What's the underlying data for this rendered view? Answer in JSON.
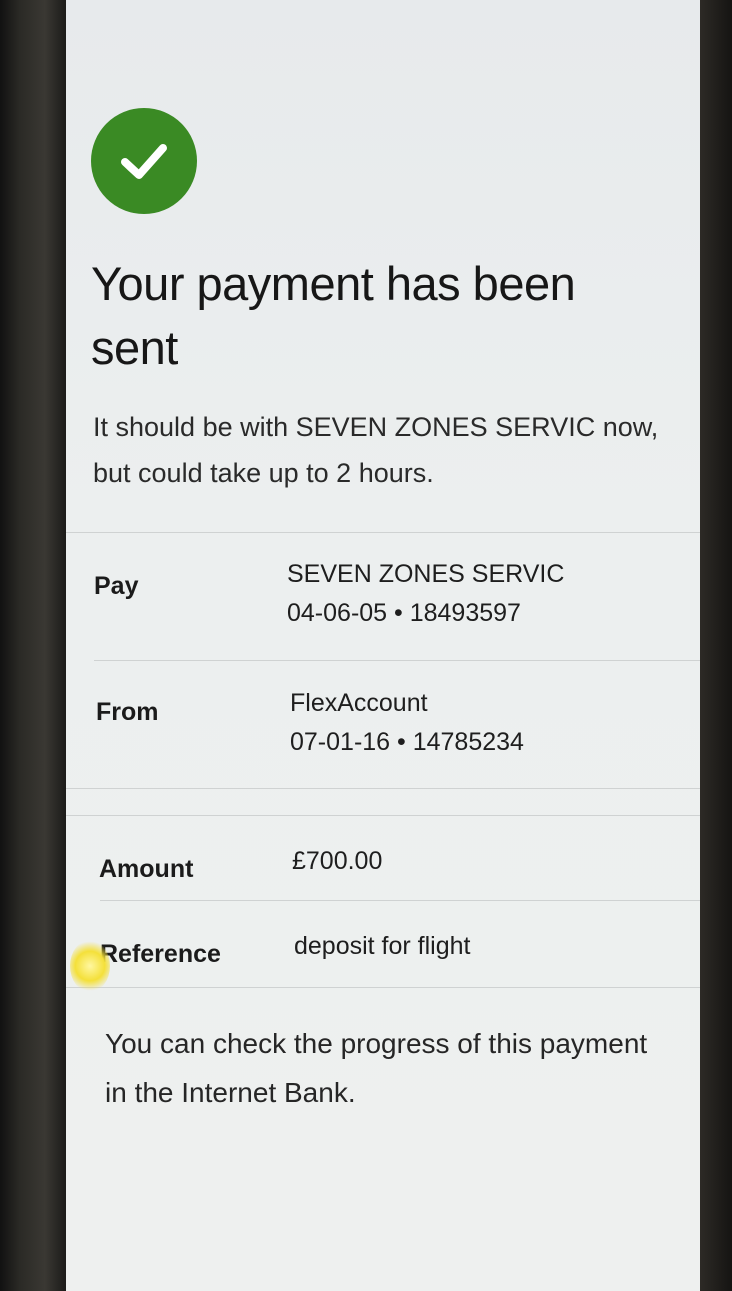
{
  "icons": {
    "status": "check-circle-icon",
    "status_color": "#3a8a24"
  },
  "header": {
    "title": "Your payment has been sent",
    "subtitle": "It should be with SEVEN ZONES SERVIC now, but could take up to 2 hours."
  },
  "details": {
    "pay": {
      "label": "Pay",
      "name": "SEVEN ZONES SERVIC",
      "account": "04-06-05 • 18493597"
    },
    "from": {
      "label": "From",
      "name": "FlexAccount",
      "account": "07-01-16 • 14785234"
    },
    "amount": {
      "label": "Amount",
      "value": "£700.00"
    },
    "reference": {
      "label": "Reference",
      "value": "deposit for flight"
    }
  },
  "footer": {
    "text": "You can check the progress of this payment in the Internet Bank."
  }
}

Exercise directions:
The data above needs to be retyped exactly, with the images left out.

Output below:
What's the underlying data for this rendered view? Answer in JSON.
{
  "icons": {
    "status": "check-circle-icon",
    "status_color": "#3a8a24"
  },
  "header": {
    "title": "Your payment has been sent",
    "subtitle": "It should be with SEVEN ZONES SERVIC now, but could take up to 2 hours."
  },
  "details": {
    "pay": {
      "label": "Pay",
      "name": "SEVEN ZONES SERVIC",
      "account": "04-06-05 • 18493597"
    },
    "from": {
      "label": "From",
      "name": "FlexAccount",
      "account": "07-01-16 • 14785234"
    },
    "amount": {
      "label": "Amount",
      "value": "£700.00"
    },
    "reference": {
      "label": "Reference",
      "value": "deposit for flight"
    }
  },
  "footer": {
    "text": "You can check the progress of this payment in the Internet Bank."
  }
}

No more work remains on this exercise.